Do this: Search the data below for the string "labels". Extract every line that contains it.
#####
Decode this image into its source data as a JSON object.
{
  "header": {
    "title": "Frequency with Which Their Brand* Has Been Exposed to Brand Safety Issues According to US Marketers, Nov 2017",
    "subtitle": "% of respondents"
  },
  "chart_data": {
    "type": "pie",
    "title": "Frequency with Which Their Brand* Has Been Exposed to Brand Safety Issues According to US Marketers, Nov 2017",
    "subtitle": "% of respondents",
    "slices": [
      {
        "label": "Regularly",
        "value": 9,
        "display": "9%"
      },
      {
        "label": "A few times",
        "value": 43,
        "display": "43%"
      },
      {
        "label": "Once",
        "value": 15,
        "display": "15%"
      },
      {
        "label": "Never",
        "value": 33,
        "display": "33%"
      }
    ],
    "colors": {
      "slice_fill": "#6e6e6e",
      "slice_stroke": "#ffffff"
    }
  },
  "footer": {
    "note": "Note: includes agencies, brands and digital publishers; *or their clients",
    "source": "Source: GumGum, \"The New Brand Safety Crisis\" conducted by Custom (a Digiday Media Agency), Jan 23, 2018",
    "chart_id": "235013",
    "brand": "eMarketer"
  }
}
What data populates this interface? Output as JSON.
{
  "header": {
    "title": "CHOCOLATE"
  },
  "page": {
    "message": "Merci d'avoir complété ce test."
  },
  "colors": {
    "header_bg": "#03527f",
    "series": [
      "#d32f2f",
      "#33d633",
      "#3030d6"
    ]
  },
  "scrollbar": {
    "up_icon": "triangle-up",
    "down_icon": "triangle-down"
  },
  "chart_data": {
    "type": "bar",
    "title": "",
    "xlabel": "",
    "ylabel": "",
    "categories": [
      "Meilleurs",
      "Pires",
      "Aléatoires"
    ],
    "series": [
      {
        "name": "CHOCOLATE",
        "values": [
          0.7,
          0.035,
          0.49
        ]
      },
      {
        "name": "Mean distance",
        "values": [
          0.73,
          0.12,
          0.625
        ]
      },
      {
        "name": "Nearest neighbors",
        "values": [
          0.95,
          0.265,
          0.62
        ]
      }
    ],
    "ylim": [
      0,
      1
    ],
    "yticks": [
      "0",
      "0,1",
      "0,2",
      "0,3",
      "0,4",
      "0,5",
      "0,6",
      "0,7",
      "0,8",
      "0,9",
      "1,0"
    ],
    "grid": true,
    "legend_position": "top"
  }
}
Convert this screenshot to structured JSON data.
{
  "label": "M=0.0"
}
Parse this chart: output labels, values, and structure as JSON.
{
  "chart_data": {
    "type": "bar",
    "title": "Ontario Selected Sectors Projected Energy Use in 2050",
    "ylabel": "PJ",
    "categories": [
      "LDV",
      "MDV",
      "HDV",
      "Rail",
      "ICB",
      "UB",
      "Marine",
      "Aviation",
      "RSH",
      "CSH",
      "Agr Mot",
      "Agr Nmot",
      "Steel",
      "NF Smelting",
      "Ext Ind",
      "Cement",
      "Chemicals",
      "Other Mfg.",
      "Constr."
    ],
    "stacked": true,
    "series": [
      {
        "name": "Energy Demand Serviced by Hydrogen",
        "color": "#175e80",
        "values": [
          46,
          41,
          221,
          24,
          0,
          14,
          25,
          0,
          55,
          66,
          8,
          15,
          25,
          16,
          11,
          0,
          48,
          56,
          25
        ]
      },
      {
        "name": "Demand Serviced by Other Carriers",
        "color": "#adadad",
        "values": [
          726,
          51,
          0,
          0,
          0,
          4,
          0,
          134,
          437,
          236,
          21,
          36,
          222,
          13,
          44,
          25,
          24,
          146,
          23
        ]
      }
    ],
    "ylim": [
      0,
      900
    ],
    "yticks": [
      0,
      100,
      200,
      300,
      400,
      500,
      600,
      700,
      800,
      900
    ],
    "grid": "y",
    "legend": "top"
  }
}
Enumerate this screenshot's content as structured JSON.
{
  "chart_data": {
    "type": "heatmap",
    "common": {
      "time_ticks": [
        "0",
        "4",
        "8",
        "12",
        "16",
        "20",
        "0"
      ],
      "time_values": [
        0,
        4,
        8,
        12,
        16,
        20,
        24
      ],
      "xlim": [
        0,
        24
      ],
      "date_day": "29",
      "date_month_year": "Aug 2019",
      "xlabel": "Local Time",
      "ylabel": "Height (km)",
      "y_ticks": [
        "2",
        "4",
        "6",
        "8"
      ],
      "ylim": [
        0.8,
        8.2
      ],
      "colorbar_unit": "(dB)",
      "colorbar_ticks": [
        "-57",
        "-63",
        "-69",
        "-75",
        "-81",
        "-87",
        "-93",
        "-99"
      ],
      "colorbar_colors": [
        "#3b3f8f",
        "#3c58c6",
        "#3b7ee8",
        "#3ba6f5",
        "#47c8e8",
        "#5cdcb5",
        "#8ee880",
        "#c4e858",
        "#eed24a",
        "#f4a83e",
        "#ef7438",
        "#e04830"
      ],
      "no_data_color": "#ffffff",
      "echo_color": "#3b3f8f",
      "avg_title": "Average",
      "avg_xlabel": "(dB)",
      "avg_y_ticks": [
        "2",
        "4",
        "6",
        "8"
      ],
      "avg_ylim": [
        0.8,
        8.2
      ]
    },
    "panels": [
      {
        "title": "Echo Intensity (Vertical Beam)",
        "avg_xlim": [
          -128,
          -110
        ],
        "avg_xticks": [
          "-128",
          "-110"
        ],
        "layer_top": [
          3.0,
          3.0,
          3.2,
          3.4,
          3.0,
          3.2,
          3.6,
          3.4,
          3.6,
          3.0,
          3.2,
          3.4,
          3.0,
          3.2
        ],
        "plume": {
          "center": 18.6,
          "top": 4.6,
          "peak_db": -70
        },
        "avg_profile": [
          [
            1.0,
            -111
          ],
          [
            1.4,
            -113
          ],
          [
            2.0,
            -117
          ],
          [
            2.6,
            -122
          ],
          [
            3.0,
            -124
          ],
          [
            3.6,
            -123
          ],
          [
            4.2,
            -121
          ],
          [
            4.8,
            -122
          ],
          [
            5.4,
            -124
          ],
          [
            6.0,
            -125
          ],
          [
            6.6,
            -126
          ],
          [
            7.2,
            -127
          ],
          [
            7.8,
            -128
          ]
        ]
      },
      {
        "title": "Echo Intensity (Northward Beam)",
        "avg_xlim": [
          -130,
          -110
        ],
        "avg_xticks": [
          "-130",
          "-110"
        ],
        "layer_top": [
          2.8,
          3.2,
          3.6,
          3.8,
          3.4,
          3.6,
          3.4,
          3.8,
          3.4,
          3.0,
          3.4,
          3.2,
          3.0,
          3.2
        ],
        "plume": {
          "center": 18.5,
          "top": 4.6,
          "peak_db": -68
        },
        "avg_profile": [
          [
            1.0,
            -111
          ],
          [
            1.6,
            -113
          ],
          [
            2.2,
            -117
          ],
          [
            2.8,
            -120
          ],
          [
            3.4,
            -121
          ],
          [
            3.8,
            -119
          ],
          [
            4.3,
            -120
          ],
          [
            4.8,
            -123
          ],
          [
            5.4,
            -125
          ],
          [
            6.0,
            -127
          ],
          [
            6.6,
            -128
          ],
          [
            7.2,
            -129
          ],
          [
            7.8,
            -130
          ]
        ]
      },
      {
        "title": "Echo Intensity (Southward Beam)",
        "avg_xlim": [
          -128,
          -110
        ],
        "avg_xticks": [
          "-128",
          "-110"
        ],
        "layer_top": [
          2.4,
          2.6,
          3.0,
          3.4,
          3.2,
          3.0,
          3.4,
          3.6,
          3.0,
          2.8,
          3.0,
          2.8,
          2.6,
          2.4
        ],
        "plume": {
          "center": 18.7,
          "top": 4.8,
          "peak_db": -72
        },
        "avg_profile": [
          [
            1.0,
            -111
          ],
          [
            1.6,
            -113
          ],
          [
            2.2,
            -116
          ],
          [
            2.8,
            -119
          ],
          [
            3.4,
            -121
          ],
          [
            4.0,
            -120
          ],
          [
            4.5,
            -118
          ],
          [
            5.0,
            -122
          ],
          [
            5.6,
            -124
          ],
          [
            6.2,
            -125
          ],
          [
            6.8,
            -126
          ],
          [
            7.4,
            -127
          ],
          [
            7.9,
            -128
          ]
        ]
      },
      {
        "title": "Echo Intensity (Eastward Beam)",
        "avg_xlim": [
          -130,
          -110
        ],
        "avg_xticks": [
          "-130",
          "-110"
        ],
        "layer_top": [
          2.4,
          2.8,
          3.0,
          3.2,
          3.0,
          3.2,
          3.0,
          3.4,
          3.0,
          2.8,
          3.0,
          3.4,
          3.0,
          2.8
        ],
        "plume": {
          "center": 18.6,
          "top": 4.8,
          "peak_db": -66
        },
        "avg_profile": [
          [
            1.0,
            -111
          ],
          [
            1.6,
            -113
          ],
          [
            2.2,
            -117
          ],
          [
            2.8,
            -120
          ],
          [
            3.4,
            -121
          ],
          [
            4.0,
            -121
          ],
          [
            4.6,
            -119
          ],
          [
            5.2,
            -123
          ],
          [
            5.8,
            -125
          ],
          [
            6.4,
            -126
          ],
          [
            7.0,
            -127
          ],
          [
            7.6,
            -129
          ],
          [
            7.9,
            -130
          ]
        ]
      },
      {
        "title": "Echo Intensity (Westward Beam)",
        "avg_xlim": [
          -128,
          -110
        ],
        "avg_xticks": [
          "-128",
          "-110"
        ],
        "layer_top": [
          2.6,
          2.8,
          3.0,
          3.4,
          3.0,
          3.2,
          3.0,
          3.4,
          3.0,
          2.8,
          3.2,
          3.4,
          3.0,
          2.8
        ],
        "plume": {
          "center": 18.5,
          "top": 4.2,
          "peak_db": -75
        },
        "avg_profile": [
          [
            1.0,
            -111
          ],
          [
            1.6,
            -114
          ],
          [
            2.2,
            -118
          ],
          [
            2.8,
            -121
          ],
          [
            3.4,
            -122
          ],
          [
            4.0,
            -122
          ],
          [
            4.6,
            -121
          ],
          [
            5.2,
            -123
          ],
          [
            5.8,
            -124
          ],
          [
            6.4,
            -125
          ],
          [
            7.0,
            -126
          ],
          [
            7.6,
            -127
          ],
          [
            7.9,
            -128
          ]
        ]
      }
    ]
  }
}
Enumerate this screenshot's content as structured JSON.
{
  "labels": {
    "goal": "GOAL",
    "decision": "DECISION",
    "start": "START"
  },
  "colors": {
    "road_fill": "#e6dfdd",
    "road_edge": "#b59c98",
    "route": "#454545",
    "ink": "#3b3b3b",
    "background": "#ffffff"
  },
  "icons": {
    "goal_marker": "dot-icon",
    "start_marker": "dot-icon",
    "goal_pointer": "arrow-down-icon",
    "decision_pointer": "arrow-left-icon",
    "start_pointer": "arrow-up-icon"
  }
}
#####
Answer to the exercise:
Parse this chart: output labels, values, and structure as JSON.
  "labels": {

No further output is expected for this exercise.